··· Supplied data
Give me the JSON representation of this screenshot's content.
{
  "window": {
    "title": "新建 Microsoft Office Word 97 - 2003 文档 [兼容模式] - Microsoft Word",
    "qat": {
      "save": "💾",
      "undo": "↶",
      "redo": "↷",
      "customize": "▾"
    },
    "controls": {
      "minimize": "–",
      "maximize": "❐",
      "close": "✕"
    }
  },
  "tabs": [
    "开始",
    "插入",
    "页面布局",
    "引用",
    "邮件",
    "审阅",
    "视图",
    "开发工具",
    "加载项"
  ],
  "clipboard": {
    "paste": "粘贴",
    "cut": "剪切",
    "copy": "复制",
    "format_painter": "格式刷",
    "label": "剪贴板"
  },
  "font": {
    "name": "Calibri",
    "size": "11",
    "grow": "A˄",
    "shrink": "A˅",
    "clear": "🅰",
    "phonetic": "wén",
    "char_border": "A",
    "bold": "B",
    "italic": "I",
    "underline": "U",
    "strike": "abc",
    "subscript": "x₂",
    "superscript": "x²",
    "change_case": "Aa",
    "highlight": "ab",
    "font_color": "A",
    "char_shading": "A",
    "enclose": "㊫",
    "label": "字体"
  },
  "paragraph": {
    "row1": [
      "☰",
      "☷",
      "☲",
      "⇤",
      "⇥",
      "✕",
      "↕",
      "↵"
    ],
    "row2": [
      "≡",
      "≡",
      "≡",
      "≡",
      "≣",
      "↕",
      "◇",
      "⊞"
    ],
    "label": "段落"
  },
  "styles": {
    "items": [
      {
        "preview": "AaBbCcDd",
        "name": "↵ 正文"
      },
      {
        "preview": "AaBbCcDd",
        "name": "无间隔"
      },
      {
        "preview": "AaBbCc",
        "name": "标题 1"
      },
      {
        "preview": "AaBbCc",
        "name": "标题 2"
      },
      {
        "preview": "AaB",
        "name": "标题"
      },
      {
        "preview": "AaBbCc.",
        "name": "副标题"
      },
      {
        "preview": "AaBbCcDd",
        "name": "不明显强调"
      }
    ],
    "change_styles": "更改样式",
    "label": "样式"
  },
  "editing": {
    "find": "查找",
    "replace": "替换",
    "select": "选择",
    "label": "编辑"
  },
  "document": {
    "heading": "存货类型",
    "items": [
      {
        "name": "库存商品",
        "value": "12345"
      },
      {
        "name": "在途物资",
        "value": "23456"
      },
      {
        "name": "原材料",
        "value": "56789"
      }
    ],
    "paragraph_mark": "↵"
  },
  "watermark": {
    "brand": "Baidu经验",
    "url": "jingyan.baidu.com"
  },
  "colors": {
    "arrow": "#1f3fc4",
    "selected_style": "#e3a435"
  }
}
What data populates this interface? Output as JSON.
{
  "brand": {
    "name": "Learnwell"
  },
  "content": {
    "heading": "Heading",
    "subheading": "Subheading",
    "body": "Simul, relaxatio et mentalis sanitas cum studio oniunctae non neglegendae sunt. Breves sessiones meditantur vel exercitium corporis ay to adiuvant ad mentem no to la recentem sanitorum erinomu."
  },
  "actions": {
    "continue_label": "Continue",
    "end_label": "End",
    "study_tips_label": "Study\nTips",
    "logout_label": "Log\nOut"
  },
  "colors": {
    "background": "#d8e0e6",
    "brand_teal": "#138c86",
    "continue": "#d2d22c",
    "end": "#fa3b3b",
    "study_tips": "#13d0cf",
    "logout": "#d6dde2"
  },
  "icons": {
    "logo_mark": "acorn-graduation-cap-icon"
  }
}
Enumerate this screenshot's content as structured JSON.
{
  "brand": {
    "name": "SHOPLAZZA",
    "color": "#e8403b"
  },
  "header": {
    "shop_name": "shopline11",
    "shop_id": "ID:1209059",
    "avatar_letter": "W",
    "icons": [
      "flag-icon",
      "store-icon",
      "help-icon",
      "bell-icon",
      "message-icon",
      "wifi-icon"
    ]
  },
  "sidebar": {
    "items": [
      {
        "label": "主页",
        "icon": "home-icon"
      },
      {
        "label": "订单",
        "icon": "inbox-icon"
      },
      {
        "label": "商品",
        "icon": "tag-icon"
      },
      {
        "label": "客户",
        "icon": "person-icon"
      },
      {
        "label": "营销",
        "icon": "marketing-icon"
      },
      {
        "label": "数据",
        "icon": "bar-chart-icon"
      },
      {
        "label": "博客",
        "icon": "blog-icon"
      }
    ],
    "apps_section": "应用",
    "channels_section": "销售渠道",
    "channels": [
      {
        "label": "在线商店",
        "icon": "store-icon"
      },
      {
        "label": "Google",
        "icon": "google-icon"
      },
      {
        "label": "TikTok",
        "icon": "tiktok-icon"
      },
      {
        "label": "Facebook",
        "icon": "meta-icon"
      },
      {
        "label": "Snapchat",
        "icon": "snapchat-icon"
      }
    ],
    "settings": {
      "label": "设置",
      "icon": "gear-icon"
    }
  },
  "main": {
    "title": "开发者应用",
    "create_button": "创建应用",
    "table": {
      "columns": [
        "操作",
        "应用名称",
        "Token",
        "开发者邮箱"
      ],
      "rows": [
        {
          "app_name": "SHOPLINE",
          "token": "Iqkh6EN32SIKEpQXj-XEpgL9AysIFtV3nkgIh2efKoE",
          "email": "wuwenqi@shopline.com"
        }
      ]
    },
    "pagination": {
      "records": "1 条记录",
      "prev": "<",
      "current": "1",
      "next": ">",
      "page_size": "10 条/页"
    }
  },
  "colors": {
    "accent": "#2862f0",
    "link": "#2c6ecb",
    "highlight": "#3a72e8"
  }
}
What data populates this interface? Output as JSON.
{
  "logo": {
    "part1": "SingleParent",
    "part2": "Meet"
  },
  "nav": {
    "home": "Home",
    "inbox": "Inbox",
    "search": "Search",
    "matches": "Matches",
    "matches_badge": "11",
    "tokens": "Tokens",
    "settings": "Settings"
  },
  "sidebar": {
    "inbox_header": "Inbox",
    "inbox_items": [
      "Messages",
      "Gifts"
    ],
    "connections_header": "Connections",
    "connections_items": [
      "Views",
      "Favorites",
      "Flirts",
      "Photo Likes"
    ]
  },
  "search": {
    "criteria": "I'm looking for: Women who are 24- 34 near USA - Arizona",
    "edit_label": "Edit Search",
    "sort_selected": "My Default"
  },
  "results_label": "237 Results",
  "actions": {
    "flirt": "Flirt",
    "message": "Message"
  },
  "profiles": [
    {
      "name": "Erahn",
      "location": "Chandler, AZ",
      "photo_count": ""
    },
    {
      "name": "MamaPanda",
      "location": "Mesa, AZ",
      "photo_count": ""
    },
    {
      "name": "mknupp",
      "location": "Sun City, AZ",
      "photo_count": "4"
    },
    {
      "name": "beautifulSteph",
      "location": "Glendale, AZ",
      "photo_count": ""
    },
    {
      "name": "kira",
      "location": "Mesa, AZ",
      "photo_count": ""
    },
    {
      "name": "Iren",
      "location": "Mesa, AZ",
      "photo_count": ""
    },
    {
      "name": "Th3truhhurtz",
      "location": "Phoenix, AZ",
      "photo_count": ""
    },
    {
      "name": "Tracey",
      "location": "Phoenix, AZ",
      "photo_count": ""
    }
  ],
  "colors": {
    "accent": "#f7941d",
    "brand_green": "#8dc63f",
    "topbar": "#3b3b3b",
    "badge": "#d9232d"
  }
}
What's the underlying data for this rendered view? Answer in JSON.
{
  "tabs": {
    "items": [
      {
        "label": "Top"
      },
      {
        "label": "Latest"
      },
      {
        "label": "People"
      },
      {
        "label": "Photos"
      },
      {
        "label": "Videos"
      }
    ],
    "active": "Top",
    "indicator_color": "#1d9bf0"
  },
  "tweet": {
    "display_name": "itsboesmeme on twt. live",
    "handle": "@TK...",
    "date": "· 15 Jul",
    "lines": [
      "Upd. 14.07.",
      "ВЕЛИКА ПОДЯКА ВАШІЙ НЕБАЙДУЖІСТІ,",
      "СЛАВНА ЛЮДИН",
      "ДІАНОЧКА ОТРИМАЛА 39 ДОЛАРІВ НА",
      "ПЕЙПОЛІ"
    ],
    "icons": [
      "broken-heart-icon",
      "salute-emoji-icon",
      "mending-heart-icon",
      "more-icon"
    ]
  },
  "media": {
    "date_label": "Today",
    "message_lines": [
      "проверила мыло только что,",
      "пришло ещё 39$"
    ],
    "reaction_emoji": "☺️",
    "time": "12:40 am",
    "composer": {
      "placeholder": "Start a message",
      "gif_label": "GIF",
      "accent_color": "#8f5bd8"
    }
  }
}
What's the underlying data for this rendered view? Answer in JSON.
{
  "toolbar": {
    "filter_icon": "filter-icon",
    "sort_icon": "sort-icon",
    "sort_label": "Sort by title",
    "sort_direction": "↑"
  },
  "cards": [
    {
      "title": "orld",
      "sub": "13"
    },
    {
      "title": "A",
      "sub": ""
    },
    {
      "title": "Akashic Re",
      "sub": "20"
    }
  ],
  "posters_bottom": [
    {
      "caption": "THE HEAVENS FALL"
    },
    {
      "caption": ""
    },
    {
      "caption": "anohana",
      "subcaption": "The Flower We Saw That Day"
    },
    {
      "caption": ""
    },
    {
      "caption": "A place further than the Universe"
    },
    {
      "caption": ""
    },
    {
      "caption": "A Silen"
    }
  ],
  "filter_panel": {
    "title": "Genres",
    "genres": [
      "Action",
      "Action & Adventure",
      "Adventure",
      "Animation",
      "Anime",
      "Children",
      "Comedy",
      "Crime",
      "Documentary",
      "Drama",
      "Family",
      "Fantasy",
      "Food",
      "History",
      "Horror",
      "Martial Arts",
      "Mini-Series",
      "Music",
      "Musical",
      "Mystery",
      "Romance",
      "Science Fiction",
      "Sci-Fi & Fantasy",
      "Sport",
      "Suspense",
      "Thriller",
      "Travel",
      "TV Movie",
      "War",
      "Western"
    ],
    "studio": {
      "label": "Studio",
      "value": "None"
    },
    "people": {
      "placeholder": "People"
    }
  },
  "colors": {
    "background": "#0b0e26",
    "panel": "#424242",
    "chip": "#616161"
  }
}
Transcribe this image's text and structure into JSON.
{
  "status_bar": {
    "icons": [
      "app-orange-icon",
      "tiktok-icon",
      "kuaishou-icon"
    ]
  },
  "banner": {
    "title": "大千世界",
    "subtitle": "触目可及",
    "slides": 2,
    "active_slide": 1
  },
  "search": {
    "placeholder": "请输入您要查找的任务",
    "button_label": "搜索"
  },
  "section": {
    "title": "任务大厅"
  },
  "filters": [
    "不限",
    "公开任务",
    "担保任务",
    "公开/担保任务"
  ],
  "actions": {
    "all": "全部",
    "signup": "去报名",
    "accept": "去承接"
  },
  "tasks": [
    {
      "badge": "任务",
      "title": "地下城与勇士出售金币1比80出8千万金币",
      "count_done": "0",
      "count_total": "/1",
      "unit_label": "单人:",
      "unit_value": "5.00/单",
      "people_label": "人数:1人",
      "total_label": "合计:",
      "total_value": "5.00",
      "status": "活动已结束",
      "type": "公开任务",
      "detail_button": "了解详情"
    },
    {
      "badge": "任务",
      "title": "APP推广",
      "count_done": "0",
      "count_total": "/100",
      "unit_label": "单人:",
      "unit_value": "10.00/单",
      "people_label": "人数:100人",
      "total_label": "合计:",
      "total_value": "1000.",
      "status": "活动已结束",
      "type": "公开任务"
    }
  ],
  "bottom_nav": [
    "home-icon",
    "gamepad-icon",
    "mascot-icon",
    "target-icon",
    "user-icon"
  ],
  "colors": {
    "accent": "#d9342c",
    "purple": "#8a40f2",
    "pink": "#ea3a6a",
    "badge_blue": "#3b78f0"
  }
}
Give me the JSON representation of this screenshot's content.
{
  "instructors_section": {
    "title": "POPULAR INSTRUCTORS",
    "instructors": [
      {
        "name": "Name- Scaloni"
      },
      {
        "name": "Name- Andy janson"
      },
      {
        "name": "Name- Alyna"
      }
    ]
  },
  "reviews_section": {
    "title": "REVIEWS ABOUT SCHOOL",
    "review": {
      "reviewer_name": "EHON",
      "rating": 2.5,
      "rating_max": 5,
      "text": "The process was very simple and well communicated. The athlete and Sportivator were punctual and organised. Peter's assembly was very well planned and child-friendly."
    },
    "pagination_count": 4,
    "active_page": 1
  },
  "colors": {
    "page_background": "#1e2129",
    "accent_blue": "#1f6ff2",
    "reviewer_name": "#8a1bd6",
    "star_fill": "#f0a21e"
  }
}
······
Scan the material above for the string "content" and return the lines that hold it.

=== Response to this exercise ===
Give me the JSON representation of this screenshot's content.
  "content": {
Enumerate this screenshot's content as structured JSON.
Give me the JSON representation of this screenshot's content.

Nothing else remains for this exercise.